:: Source records ::

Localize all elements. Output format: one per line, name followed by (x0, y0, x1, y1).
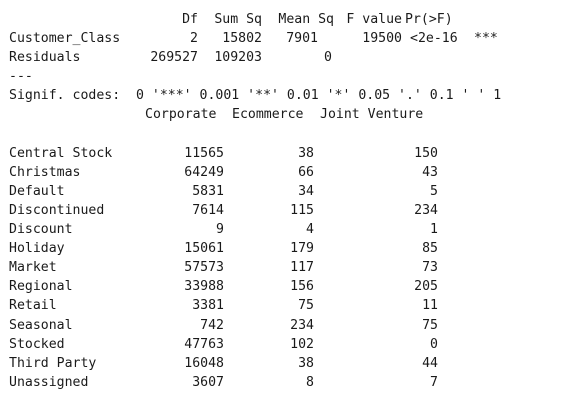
crosstab-cell: 150 (414, 145, 438, 161)
anova-col-df: Df (182, 12, 198, 27)
crosstab-cell: 16048 (184, 355, 224, 371)
crosstab-row-label: Retail (9, 298, 57, 314)
blank-line (0, 125, 586, 144)
anova-row-df: 269527 (150, 50, 198, 66)
crosstab-cell: 15061 (184, 241, 224, 257)
crosstab-cell: 156 (290, 279, 314, 295)
crosstab-cell: 66 (298, 164, 314, 180)
anova-row-df: 2 (190, 31, 198, 47)
anova-row-f-value: 19500 (362, 31, 402, 47)
crosstab-row: Stocked 47763 102 0 (0, 335, 586, 354)
crosstab-cell: 5831 (192, 183, 224, 199)
crosstab-cell: 33988 (184, 279, 224, 295)
crosstab-cell: 43 (422, 164, 438, 180)
anova-row-mean-sq: 7901 (286, 31, 318, 47)
crosstab-cell: 57573 (184, 260, 224, 276)
anova-row-stars: *** (474, 31, 498, 47)
crosstab-cell: 234 (414, 202, 438, 218)
separator-text: --- (9, 69, 33, 85)
crosstab-row-label: Regional (9, 279, 73, 295)
anova-row-term: Residuals (9, 50, 81, 66)
crosstab-col-ecommerce: Ecommerce (232, 107, 304, 123)
crosstab-cell: 75 (422, 317, 438, 333)
crosstab-cell: 75 (298, 298, 314, 314)
crosstab-header-row: Corporate Ecommerce Joint Venture (0, 105, 586, 124)
anova-row: Residuals 269527 109203 0 (0, 48, 586, 67)
signif-codes-text: Signif. codes: 0 '***' 0.001 '**' 0.01 '… (9, 88, 502, 104)
crosstab-cell: 9 (216, 222, 224, 238)
crosstab-row: Central Stock 11565 38 150 (0, 144, 586, 163)
crosstab-body: Central Stock 11565 38 150 Christmas 64249 66 4… (0, 144, 586, 392)
anova-col-mean-sq: Mean Sq (278, 12, 334, 27)
crosstab-cell: 85 (422, 241, 438, 257)
crosstab-cell: 11 (422, 298, 438, 314)
crosstab-cell: 234 (290, 317, 314, 333)
crosstab-cell: 179 (290, 241, 314, 257)
crosstab-cell: 44 (422, 355, 438, 371)
crosstab-row: Market 57573 117 73 (0, 258, 586, 277)
crosstab-row-label: Holiday (9, 241, 65, 257)
crosstab-cell: 102 (290, 336, 314, 352)
crosstab-cell: 0 (430, 336, 438, 352)
crosstab-row: Unassigned 3607 8 7 (0, 373, 586, 392)
crosstab-row-label: Christmas (9, 164, 81, 180)
crosstab-cell: 205 (414, 279, 438, 295)
crosstab-row: Discount 9 4 1 (0, 220, 586, 239)
crosstab-cell: 3381 (192, 298, 224, 314)
crosstab-cell: 38 (298, 145, 314, 161)
anova-row-sum-sq: 109203 (214, 50, 262, 66)
crosstab-cell: 1 (430, 222, 438, 238)
crosstab-row-label: Market (9, 260, 57, 276)
signif-codes-line: Signif. codes: 0 '***' 0.001 '**' 0.01 '… (0, 86, 586, 105)
crosstab-col-corporate: Corporate (145, 107, 217, 123)
crosstab-row: Regional 33988 156 205 (0, 277, 586, 296)
anova-row: Customer_Class 2 15802 7901 19500 <2e-16… (0, 29, 586, 48)
crosstab-row: Christmas 64249 66 43 (0, 163, 586, 182)
anova-row-pr: <2e-16 (410, 31, 458, 47)
separator-line: --- (0, 67, 586, 86)
crosstab-row: Discontinued 7614 115 234 (0, 201, 586, 220)
crosstab-row: Seasonal 742 234 75 (0, 316, 586, 335)
anova-row-sum-sq: 15802 (222, 31, 262, 47)
crosstab-cell: 117 (290, 260, 314, 276)
crosstab-cell: 8 (306, 374, 314, 390)
crosstab-cell: 11565 (184, 145, 224, 161)
crosstab-cell: 64249 (184, 164, 224, 180)
anova-col-f-value: F value (346, 12, 402, 27)
crosstab-row: Holiday 15061 179 85 (0, 239, 586, 258)
crosstab-row: Default 5831 34 5 (0, 182, 586, 201)
crosstab-row-label: Discontinued (9, 202, 105, 218)
crosstab-cell: 7614 (192, 202, 224, 218)
crosstab-cell: 5 (430, 183, 438, 199)
anova-col-sum-sq: Sum Sq (214, 12, 262, 27)
anova-col-pr: Pr(>F) (405, 12, 453, 27)
crosstab-cell: 34 (298, 183, 314, 199)
crosstab-row: Retail 3381 75 11 (0, 296, 586, 315)
crosstab-row-label: Unassigned (9, 374, 89, 390)
crosstab-cell: 3607 (192, 374, 224, 390)
crosstab-cell: 38 (298, 355, 314, 371)
crosstab-col-joint-venture: Joint Venture (320, 107, 424, 123)
anova-row-term: Customer_Class (9, 31, 121, 47)
crosstab-row-label: Central Stock (9, 145, 113, 161)
crosstab-row-label: Stocked (9, 336, 65, 352)
crosstab-cell: 7 (430, 374, 438, 390)
anova-header-row: Df Sum Sq Mean Sq F value Pr(>F) (0, 10, 586, 29)
crosstab-cell: 73 (422, 260, 438, 276)
crosstab-row: Third Party 16048 38 44 (0, 354, 586, 373)
crosstab-cell: 4 (306, 222, 314, 238)
crosstab-row-label: Seasonal (9, 317, 73, 333)
crosstab-cell: 47763 (184, 336, 224, 352)
anova-row-mean-sq: 0 (324, 50, 332, 66)
crosstab-cell: 115 (290, 202, 314, 218)
crosstab-row-label: Third Party (9, 355, 97, 371)
crosstab-row-label: Discount (9, 222, 73, 238)
crosstab-row-label: Default (9, 183, 65, 199)
crosstab-cell: 742 (200, 317, 224, 333)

:::

■ Given exercise
Rewrite the lines of the listing above as a numbered list, starting at the line that contains "crosstab-cell: 150 (414, 145, 438, 161)" and ending at the line that contains "crosstab-row: Central Stock", with any empty lines omitted.

■ In response
1. crosstab-cell: 150 (414, 145, 438, 161)
2. anova-col-df: Df (182, 12, 198, 27)
3. crosstab-cell: 16048 (184, 355, 224, 371)
4. crosstab-row-label: Retail (9, 298, 57, 314)
5. blank-line (0, 125, 586, 144)
6. anova-row-df: 269527 (150, 50, 198, 66)
7. crosstab-cell: 15061 (184, 241, 224, 257)
8. crosstab-cell: 156 (290, 279, 314, 295)
9. crosstab-cell: 66 (298, 164, 314, 180)
10. anova-row-df: 2 (190, 31, 198, 47)
11. anova-row-f-value: 19500 (362, 31, 402, 47)
12. crosstab-row: Stocked 47763 102 0 (0, 335, 586, 354)
13. crosstab-cell: 5831 (192, 183, 224, 199)
14. crosstab-cell: 33988 (184, 279, 224, 295)
15. crosstab-cell: 43 (422, 164, 438, 180)
16. anova-row-mean-sq: 7901 (286, 31, 318, 47)
17. crosstab-cell: 57573 (184, 260, 224, 276)
18. anova-row-stars: *** (474, 31, 498, 47)
19. crosstab-cell: 234 (414, 202, 438, 218)
20. separator-text: --- (9, 69, 33, 85)
21. crosstab-row-label: Regional (9, 279, 73, 295)
22. anova-row-term: Residuals (9, 50, 81, 66)
23. crosstab-col-ecommerce: Ecommerce (232, 107, 304, 123)
24. crosstab-cell: 75 (422, 317, 438, 333)
25. crosstab-cell: 75 (298, 298, 314, 314)
26. crosstab-header-row: Corporate Ecommerce Joint Venture (0, 105, 586, 124)
27. anova-row: Residuals 269527 109203 0 (0, 48, 586, 67)
28. signif-codes-text: Signif. codes: 0 '***' 0.001 '**' 0.01 '… (9, 88, 502, 104)
29. crosstab-cell: 9 (216, 222, 224, 238)
30. crosstab-row: Central Stock 11565 38 150 (0, 144, 586, 163)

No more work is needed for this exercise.